▶ **Exercise**
Within the material below, find each line bearing the word "дополнить" and present it.

#### Recorded information ####

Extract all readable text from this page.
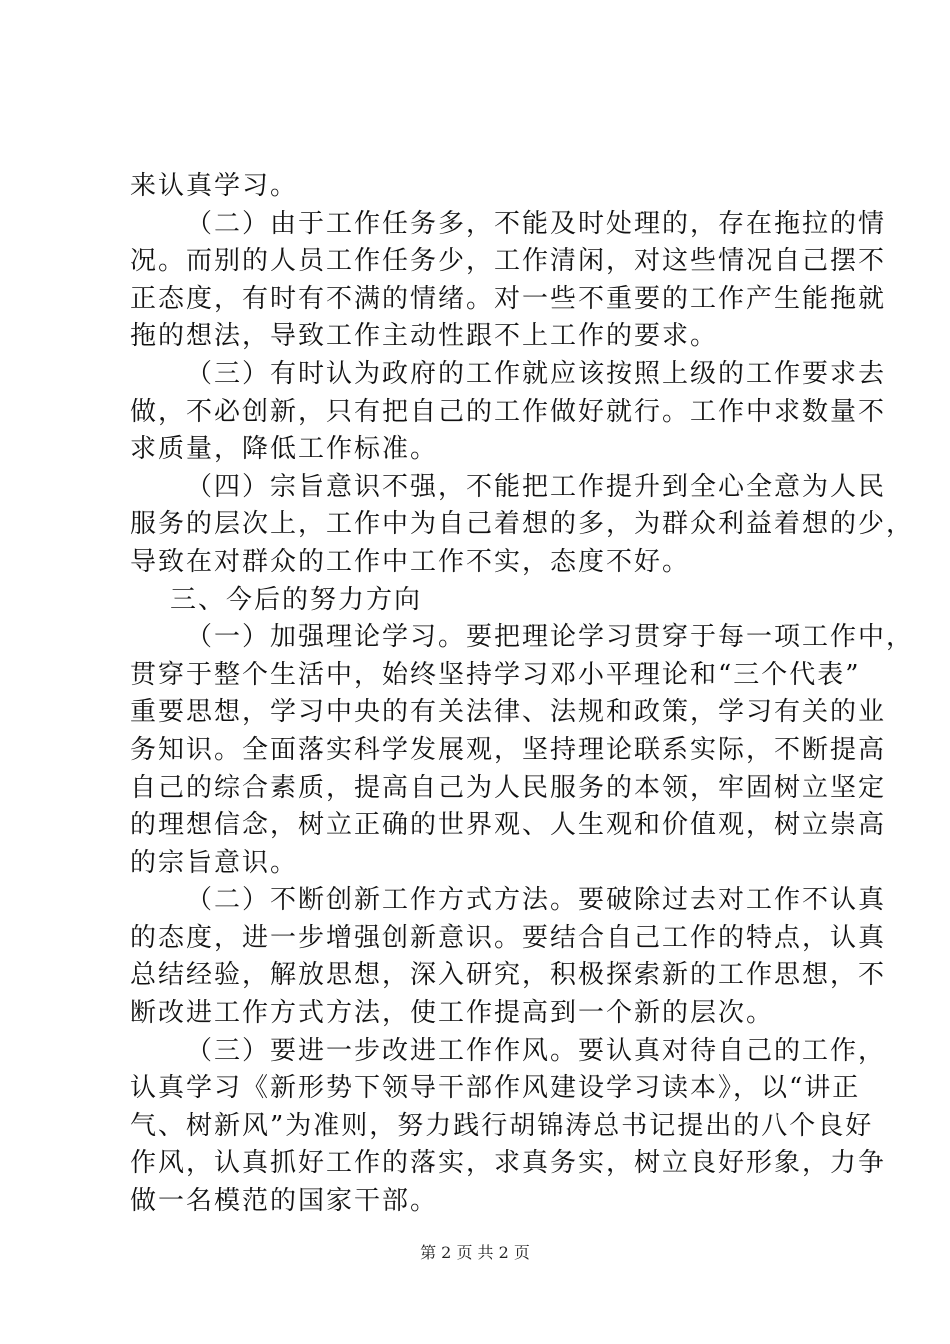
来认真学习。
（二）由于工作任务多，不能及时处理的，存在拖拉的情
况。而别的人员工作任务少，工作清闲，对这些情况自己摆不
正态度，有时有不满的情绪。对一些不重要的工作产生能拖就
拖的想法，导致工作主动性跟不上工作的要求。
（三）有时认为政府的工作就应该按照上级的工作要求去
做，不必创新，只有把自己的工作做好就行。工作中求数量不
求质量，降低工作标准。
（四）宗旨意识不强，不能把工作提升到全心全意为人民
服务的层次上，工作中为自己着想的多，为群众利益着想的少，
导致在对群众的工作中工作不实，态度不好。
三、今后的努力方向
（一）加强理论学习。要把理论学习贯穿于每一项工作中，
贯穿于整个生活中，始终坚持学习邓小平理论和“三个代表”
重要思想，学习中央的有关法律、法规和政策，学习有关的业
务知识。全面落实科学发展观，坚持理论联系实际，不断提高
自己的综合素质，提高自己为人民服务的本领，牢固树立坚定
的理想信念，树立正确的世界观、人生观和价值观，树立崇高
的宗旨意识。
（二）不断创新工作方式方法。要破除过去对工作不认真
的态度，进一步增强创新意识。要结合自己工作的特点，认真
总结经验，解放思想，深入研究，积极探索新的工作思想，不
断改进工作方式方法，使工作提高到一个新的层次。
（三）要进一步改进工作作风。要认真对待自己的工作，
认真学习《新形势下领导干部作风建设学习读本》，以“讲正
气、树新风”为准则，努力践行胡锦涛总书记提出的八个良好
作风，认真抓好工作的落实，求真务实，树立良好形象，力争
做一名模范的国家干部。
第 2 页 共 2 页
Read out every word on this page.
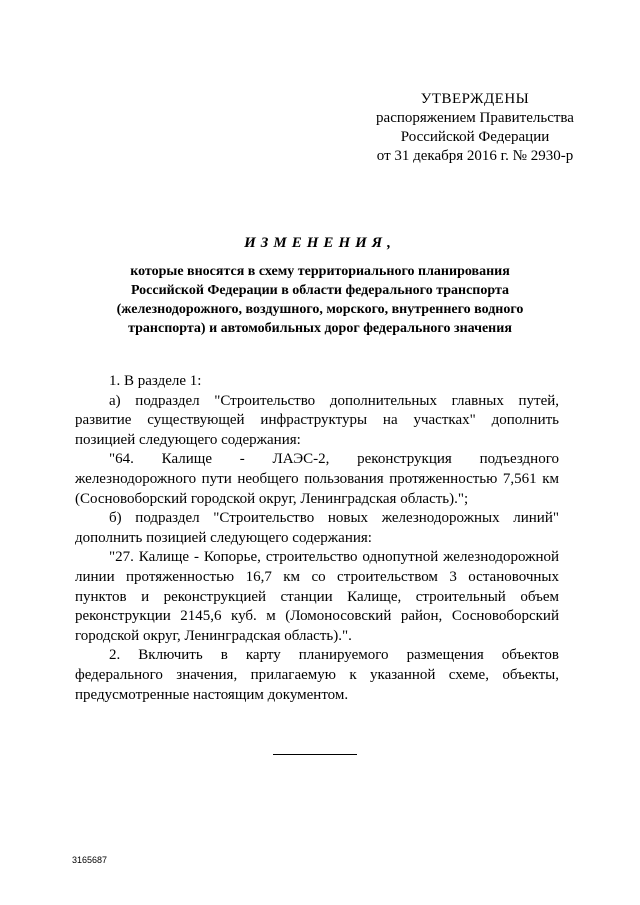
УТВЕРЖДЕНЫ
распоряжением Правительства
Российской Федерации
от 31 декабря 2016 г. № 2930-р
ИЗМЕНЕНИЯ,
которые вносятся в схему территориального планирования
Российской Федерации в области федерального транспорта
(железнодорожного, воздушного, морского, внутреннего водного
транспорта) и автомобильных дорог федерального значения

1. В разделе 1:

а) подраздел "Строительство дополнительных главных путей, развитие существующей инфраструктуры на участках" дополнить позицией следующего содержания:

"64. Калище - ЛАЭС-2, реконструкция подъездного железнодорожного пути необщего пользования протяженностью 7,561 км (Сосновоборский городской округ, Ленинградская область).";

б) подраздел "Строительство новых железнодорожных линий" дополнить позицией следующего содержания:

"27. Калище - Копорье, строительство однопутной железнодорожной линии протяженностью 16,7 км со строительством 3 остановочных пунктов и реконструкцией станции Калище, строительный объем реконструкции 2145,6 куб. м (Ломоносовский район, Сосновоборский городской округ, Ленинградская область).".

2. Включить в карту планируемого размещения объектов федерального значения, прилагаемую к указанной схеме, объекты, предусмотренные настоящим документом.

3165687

####
#### Recorded information ####

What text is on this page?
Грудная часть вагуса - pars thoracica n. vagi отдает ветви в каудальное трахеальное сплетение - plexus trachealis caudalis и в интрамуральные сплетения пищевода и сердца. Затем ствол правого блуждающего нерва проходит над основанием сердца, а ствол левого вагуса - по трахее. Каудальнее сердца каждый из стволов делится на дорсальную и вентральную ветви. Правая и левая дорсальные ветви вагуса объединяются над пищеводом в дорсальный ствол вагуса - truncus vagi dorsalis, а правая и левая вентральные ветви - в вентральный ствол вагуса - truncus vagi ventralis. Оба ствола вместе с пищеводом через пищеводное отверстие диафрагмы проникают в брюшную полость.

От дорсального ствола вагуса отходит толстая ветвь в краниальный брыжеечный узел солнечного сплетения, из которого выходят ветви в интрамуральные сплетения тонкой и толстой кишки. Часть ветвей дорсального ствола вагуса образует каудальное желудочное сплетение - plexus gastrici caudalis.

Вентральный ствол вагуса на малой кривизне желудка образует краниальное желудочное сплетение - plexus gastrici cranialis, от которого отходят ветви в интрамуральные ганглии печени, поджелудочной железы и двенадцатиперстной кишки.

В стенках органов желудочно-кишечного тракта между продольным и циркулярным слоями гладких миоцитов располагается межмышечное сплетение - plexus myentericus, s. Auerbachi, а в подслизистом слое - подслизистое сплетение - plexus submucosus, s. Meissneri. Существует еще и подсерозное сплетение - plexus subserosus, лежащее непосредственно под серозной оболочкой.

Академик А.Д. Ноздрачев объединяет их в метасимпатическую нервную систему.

####
#### Recorded information ####

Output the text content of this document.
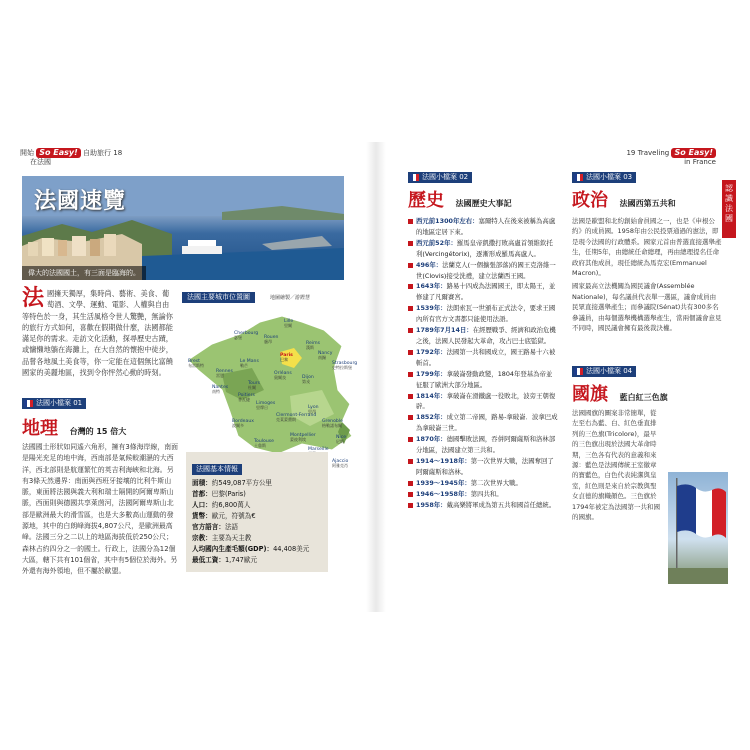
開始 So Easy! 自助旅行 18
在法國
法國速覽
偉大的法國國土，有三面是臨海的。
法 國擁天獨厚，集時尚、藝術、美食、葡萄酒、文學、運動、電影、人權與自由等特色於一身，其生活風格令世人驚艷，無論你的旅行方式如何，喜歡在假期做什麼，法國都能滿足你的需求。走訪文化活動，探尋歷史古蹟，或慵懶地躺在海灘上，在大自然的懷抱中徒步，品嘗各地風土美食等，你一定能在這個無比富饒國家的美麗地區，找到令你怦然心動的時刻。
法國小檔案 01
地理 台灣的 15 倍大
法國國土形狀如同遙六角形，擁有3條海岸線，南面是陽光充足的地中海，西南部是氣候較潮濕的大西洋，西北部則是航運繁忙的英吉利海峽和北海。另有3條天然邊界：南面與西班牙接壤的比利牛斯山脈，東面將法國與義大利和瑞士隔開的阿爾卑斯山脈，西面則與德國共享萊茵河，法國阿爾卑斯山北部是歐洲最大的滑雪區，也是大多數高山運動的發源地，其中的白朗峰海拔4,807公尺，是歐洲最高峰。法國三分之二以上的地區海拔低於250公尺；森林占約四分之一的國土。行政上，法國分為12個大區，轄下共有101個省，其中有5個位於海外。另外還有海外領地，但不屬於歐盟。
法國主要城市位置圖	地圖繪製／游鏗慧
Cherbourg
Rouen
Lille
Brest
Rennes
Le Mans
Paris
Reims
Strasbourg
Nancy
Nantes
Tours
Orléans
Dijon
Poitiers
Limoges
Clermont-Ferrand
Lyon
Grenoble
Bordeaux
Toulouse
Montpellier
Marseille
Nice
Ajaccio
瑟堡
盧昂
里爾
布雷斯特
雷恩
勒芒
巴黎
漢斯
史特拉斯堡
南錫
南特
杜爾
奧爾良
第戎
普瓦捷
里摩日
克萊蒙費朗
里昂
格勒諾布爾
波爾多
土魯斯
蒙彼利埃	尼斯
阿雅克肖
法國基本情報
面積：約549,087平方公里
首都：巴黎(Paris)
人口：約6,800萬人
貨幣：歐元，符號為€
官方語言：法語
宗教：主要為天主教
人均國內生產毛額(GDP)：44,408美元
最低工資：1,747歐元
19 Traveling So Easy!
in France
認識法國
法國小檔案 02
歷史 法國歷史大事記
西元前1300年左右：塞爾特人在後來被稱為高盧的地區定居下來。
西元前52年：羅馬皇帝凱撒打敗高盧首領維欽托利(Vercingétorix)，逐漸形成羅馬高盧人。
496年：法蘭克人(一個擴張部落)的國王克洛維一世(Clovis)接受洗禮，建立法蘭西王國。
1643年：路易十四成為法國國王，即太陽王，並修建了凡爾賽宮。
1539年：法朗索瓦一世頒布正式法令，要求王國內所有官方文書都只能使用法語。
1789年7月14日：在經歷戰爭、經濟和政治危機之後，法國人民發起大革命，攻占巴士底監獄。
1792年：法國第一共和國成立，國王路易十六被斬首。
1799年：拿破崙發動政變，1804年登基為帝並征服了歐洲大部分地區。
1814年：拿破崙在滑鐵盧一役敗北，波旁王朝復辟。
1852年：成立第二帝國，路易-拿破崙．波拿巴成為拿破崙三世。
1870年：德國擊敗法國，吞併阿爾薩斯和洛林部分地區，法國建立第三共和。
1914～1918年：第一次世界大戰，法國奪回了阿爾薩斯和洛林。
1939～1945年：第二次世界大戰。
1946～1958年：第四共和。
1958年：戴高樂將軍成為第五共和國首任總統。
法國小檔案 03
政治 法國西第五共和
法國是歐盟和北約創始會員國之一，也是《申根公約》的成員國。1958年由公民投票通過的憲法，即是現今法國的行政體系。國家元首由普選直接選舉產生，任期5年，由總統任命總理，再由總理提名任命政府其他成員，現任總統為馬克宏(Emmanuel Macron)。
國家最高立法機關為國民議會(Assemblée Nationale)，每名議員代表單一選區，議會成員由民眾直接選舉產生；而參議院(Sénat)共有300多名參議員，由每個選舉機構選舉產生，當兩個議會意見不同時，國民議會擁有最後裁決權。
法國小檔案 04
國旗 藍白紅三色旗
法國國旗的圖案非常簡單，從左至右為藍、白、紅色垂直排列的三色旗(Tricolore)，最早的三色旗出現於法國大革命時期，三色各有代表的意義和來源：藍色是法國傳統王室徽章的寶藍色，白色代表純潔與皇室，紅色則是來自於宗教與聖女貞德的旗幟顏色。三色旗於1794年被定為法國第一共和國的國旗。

####

▶ **Exercise solution**
а) подраздел "Строительство дополнительных главных путей, развитие существующей инфраструктуры на участках" дополнить позицией следующего содержания:
б) подраздел "Строительство новых железнодорожных линий" дополнить позицией следующего содержания:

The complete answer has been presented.